Start of Data for this exercise

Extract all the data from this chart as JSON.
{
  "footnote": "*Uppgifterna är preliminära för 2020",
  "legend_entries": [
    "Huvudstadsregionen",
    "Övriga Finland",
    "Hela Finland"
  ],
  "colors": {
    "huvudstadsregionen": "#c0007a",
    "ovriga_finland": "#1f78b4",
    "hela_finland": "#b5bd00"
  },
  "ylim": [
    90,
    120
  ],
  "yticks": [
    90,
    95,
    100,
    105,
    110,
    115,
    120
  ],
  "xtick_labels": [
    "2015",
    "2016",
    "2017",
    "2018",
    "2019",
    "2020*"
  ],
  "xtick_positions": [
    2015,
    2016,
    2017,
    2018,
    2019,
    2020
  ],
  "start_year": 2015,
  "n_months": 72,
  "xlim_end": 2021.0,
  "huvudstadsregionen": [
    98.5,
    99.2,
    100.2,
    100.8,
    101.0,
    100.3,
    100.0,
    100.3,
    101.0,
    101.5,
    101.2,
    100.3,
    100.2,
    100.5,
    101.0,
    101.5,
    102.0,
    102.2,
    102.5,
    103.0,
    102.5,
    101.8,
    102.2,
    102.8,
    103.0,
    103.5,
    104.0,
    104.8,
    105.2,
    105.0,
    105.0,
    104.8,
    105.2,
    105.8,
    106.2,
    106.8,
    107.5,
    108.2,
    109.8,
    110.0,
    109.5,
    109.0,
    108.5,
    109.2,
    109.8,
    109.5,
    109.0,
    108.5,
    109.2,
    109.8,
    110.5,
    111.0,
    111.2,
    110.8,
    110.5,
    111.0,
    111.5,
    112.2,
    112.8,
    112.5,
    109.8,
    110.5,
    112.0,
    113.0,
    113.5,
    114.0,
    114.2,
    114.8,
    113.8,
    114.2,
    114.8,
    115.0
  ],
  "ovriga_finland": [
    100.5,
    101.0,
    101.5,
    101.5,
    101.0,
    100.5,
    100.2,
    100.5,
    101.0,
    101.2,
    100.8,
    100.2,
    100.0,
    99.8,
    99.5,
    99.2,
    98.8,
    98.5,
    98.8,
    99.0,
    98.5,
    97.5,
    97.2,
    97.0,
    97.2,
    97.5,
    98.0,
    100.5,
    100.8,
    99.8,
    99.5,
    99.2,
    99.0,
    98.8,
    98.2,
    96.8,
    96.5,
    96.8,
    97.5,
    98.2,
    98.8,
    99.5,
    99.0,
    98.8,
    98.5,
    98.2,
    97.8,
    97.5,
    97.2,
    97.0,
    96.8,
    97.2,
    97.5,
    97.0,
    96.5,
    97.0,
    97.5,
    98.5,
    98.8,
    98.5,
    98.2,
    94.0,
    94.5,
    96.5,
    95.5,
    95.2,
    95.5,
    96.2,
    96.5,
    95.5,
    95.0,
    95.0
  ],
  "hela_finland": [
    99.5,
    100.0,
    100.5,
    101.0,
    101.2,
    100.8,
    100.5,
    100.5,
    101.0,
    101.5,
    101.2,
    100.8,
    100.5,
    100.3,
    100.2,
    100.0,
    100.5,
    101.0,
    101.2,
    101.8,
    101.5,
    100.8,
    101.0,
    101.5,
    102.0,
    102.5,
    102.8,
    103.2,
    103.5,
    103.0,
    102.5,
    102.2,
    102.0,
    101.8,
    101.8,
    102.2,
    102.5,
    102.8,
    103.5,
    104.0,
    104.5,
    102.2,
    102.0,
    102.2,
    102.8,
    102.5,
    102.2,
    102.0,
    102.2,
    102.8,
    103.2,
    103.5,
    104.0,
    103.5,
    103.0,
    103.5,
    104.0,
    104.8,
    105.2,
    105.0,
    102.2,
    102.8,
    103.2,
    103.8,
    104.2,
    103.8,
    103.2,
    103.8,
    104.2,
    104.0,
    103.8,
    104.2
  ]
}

End of Data for this exercise

* Work to do *
Quote every record above exactly.

* Output for this exercise *
Extract all the data from this chart as JSON.
{
  "footnote": "*Uppgifterna är preliminära för 2020",
  "legend_entries": [
    "Huvudstadsregionen",
    "Övriga Finland",
    "Hela Finland"
  ],
  "colors": {
    "huvudstadsregionen": "#c0007a",
    "ovriga_finland": "#1f78b4",
    "hela_finland": "#b5bd00"
  },
  "ylim": [
    90,
    120
  ],
  "yticks": [
    90,
    95,
    100,
    105,
    110,
    115,
    120
  ],
  "xtick_labels": [
    "2015",
    "2016",
    "2017",
    "2018",
    "2019",
    "2020*"
  ],
  "xtick_positions": [
    2015,
    2016,
    2017,
    2018,
    2019,
    2020
  ],
  "start_year": 2015,
  "n_months": 72,
  "xlim_end": 2021.0,
  "huvudstadsregionen": [
    98.5,
    99.2,
    100.2,
    100.8,
    101.0,
    100.3,
    100.0,
    100.3,
    101.0,
    101.5,
    101.2,
    100.3,
    100.2,
    100.5,
    101.0,
    101.5,
    102.0,
    102.2,
    102.5,
    103.0,
    102.5,
    101.8,
    102.2,
    102.8,
    103.0,
    103.5,
    104.0,
    104.8,
    105.2,
    105.0,
    105.0,
    104.8,
    105.2,
    105.8,
    106.2,
    106.8,
    107.5,
    108.2,
    109.8,
    110.0,
    109.5,
    109.0,
    108.5,
    109.2,
    109.8,
    109.5,
    109.0,
    108.5,
    109.2,
    109.8,
    110.5,
    111.0,
    111.2,
    110.8,
    110.5,
    111.0,
    111.5,
    112.2,
    112.8,
    112.5,
    109.8,
    110.5,
    112.0,
    113.0,
    113.5,
    114.0,
    114.2,
    114.8,
    113.8,
    114.2,
    114.8,
    115.0
  ],
  "ovriga_finland": [
    100.5,
    101.0,
    101.5,
    101.5,
    101.0,
    100.5,
    100.2,
    100.5,
    101.0,
    101.2,
    100.8,
    100.2,
    100.0,
    99.8,
    99.5,
    99.2,
    98.8,
    98.5,
    98.8,
    99.0,
    98.5,
    97.5,
    97.2,
    97.0,
    97.2,
    97.5,
    98.0,
    100.5,
    100.8,
    99.8,
    99.5,
    99.2,
    99.0,
    98.8,
    98.2,
    96.8,
    96.5,
    96.8,
    97.5,
    98.2,
    98.8,
    99.5,
    99.0,
    98.8,
    98.5,
    98.2,
    97.8,
    97.5,
    97.2,
    97.0,
    96.8,
    97.2,
    97.5,
    97.0,
    96.5,
    97.0,
    97.5,
    98.5,
    98.8,
    98.5,
    98.2,
    94.0,
    94.5,
    96.5,
    95.5,
    95.2,
    95.5,
    96.2,
    96.5,
    95.5,
    95.0,
    95.0
  ],
  "hela_finland": [
    99.5,
    100.0,
    100.5,
    101.0,
    101.2,
    100.8,
    100.5,
    100.5,
    101.0,
    101.5,
    101.2,
    100.8,
    100.5,
    100.3,
    100.2,
    100.0,
    100.5,
    101.0,
    101.2,
    101.8,
    101.5,
    100.8,
    101.0,
    101.5,
    102.0,
    102.5,
    102.8,
    103.2,
    103.5,
    103.0,
    102.5,
    102.2,
    102.0,
    101.8,
    101.8,
    102.2,
    102.5,
    102.8,
    103.5,
    104.0,
    104.5,
    102.2,
    102.0,
    102.2,
    102.8,
    102.5,
    102.2,
    102.0,
    102.2,
    102.8,
    103.2,
    103.5,
    104.0,
    103.5,
    103.0,
    103.5,
    104.0,
    104.8,
    105.2,
    105.0,
    102.2,
    102.8,
    103.2,
    103.8,
    104.2,
    103.8,
    103.2,
    103.8,
    104.2,
    104.0,
    103.8,
    104.2
  ]
}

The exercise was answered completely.